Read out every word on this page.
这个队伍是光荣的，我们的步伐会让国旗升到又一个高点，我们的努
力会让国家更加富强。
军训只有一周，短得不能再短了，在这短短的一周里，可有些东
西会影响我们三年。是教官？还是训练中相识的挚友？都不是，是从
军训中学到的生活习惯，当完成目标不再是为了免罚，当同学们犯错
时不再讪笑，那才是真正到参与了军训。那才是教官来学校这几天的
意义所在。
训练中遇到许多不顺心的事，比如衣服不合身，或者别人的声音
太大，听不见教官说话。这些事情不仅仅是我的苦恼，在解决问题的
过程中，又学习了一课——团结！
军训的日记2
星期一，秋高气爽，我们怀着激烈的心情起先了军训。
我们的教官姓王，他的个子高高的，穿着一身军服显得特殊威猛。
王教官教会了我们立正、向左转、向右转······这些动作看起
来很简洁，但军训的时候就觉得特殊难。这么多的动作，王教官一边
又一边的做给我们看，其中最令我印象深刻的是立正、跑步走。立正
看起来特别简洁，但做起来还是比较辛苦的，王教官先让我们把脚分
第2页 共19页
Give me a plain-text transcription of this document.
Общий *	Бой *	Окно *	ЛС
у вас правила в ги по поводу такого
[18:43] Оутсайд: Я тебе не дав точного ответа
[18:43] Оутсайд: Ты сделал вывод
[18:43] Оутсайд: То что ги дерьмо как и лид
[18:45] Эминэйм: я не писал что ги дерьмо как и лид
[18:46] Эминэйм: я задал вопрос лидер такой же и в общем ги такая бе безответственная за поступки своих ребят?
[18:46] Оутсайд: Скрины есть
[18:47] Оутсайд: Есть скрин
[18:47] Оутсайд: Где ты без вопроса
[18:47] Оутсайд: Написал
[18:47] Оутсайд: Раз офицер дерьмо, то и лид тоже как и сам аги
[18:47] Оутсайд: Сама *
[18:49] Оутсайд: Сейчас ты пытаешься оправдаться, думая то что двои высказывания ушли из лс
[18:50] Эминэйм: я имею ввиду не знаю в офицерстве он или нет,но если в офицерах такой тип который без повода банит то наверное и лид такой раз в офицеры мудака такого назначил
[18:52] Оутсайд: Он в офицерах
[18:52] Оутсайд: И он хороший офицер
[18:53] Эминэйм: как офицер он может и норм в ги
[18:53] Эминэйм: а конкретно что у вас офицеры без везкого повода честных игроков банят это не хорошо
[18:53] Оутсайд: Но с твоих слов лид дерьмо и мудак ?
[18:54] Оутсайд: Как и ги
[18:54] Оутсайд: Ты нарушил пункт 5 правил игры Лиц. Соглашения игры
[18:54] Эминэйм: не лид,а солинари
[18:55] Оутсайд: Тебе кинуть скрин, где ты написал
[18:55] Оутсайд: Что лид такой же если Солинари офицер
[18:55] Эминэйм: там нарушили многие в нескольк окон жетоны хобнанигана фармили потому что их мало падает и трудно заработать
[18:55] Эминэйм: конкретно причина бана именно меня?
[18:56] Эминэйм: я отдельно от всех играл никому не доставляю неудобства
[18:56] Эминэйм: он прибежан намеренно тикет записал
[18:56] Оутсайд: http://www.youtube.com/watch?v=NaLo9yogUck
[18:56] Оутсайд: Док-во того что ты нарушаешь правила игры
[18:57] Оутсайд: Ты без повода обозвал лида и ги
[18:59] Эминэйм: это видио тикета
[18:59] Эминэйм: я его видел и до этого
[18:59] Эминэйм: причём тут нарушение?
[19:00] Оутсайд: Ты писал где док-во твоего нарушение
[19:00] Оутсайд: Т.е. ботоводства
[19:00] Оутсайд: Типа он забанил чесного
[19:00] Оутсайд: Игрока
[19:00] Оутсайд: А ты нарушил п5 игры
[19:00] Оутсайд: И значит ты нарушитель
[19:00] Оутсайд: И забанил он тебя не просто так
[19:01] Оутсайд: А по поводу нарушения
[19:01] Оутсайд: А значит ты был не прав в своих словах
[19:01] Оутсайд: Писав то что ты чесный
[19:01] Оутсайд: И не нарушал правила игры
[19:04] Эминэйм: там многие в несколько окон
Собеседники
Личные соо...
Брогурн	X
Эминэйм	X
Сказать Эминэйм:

======

## [YOUR TASK]
Reproduce each entry above exactly, keeping every word.

## [RESPONSE]
Read out every word on this page.
这个队伍是光荣的，我们的步伐会让国旗升到又一个高点，我们的努
力会让国家更加富强。
军训只有一周，短得不能再短了，在这短短的一周里，可有些东
西会影响我们三年。是教官？还是训练中相识的挚友？都不是，是从
军训中学到的生活习惯，当完成目标不再是为了免罚，当同学们犯错
时不再讪笑，那才是真正到参与了军训。那才是教官来学校这几天的
意义所在。
训练中遇到许多不顺心的事，比如衣服不合身，或者别人的声音
太大，听不见教官说话。这些事情不仅仅是我的苦恼，在解决问题的
过程中，又学习了一课——团结！
军训的日记2
星期一，秋高气爽，我们怀着激烈的心情起先了军训。
我们的教官姓王，他的个子高高的，穿着一身军服显得特殊威猛。
王教官教会了我们立正、向左转、向右转······这些动作看起
来很简洁，但军训的时候就觉得特殊难。这么多的动作，王教官一边
又一边的做给我们看，其中最令我印象深刻的是立正、跑步走。立正
看起来特别简洁，但做起来还是比较辛苦的，王教官先让我们把脚分
第2页 共19页
Give me a plain-text transcription of this document.
Общий *	Бой *	Окно *	ЛС
у вас правила в ги по поводу такого
[18:43] Оутсайд: Я тебе не дав точного ответа
[18:43] Оутсайд: Ты сделал вывод
[18:43] Оутсайд: То что ги дерьмо как и лид
[18:45] Эминэйм: я не писал что ги дерьмо как и лид
[18:46] Эминэйм: я задал вопрос лидер такой же и в общем ги такая бе безответственная за поступки своих ребят?
[18:46] Оутсайд: Скрины есть
[18:47] Оутсайд: Есть скрин
[18:47] Оутсайд: Где ты без вопроса
[18:47] Оутсайд: Написал
[18:47] Оутсайд: Раз офицер дерьмо, то и лид тоже как и сам аги
[18:47] Оутсайд: Сама *
[18:49] Оутсайд: Сейчас ты пытаешься оправдаться, думая то что двои высказывания ушли из лс
[18:50] Эминэйм: я имею ввиду не знаю в офицерстве он или нет,но если в офицерах такой тип который без повода банит то наверное и лид такой раз в офицеры мудака такого назначил
[18:52] Оутсайд: Он в офицерах
[18:52] Оутсайд: И он хороший офицер
[18:53] Эминэйм: как офицер он может и норм в ги
[18:53] Эминэйм: а конкретно что у вас офицеры без везкого повода честных игроков банят это не хорошо
[18:53] Оутсайд: Но с твоих слов лид дерьмо и мудак ?
[18:54] Оутсайд: Как и ги
[18:54] Оутсайд: Ты нарушил пункт 5 правил игры Лиц. Соглашения игры
[18:54] Эминэйм: не лид,а солинари
[18:55] Оутсайд: Тебе кинуть скрин, где ты написал
[18:55] Оутсайд: Что лид такой же если Солинари офицер
[18:55] Эминэйм: там нарушили многие в нескольк окон жетоны хобнанигана фармили потому что их мало падает и трудно заработать
[18:55] Эминэйм: конкретно причина бана именно меня?
[18:56] Эминэйм: я отдельно от всех играл никому не доставляю неудобства
[18:56] Эминэйм: он прибежан намеренно тикет записал
[18:56] Оутсайд: http://www.youtube.com/watch?v=NaLo9yogUck
[18:56] Оутсайд: Док-во того что ты нарушаешь правила игры
[18:57] Оутсайд: Ты без повода обозвал лида и ги
[18:59] Эминэйм: это видио тикета
[18:59] Эминэйм: я его видел и до этого
[18:59] Эминэйм: причём тут нарушение?
[19:00] Оутсайд: Ты писал где док-во твоего нарушение
[19:00] Оутсайд: Т.е. ботоводства
[19:00] Оутсайд: Типа он забанил чесного
[19:00] Оутсайд: Игрока
[19:00] Оутсайд: А ты нарушил п5 игры
[19:00] Оутсайд: И значит ты нарушитель
[19:00] Оутсайд: И забанил он тебя не просто так
[19:01] Оутсайд: А по поводу нарушения
[19:01] Оутсайд: А значит ты был не прав в своих словах
[19:01] Оутсайд: Писав то что ты чесный
[19:01] Оутсайд: И не нарушал правила игры
[19:04] Эминэйм: там многие в несколько окон
Собеседники
Личные соо...
Брогурн	X
Эминэйм	X
Сказать Эминэйм:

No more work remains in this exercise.